> [Enunciado]
No excerto sobre João Paulo II e o casamento real inglês, que frase do papa se diz que ficará para sempre?

> [Excerto do texto]
•••

Beato. Dele ficará para sempre a frase não tenhais medo, dita com a fé e a convicção que são a Graça dos escolhidos. A muitos de nós cabe a sorte de o lembrarmos como o Papa das nossas vidas e, agora, como o mais recente beato da Igreja Católica. Não tenho, confesso, devoção por qualquer santo. Não lhes rezo, não lhes peço intercessão, não ando com pagelas onde, no verso de uma imagem comovente, há uma frase tocante ou uma oração piedosa. Um santo é um herói, e o seu impacto na minha vida varia na razão directa da nossa (minha e dele) contemporaneidade. É por isso que, na veneração ao mestre de Aviz ou ao papa de Leste, o meu coração não balança. Este conheci-o, podia ter-lhe tocado se as circunstâncias fossem favoráveis; daquele sei o que me dizem os livros e uma distância de quinhentos anos. Quando rezar, continuarei a fazê-lo a Deus ou a Nossa Senhora. Do beato João Paulo II quero o que presenciei: a fé inquebrantável, o exemplo, a dádiva, a radicalidade, o serviço até ao fim, a convicção, a compaixão firme, uns olhos e um sorriso que cativavam o mais empedernido.
Casamento. Vi - em directo e em diferido - com a proximidade possível, o casamento real inglês. Não me motivou o facto de Kate ser plebeia, algo que, para uma potencial rainha inglesa, é totalmente inédito; não me cativou esta história de amor entre um futuro rei e uma rapariga que os media portugueses classificaram como do povo; não quis assistir, sofregamente, ao beijo que dariam da varanda do palácio. O que me levou, então, a seguir internet e BBC? O facto de ser monárquico e anglófilo (mais este do que aquele, dirão alguns...); o gosto e a admiração pela forma como os ingleses mantêm as tradições, seguindo-as com uma dignidade, um rigor e uma precisão que fariam inveja a um relógio suíço enfeitado em Hollywood; o civismo com que uma turba desce uma alameda atrás de uns polícias em velocidade de passeio; os pormenores que se vão apanhando e que revelam que nada - mesmo nada - é deixado ao acaso.

•••

> [Dados brutos]
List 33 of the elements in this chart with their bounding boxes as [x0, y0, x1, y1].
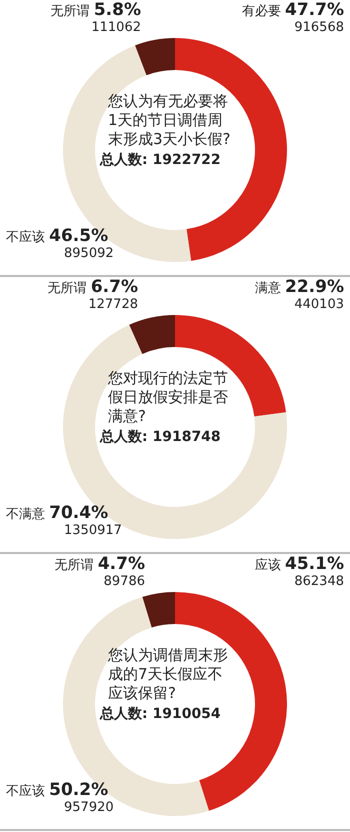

•••

> [Resolução]
A frase «não tenhais medo».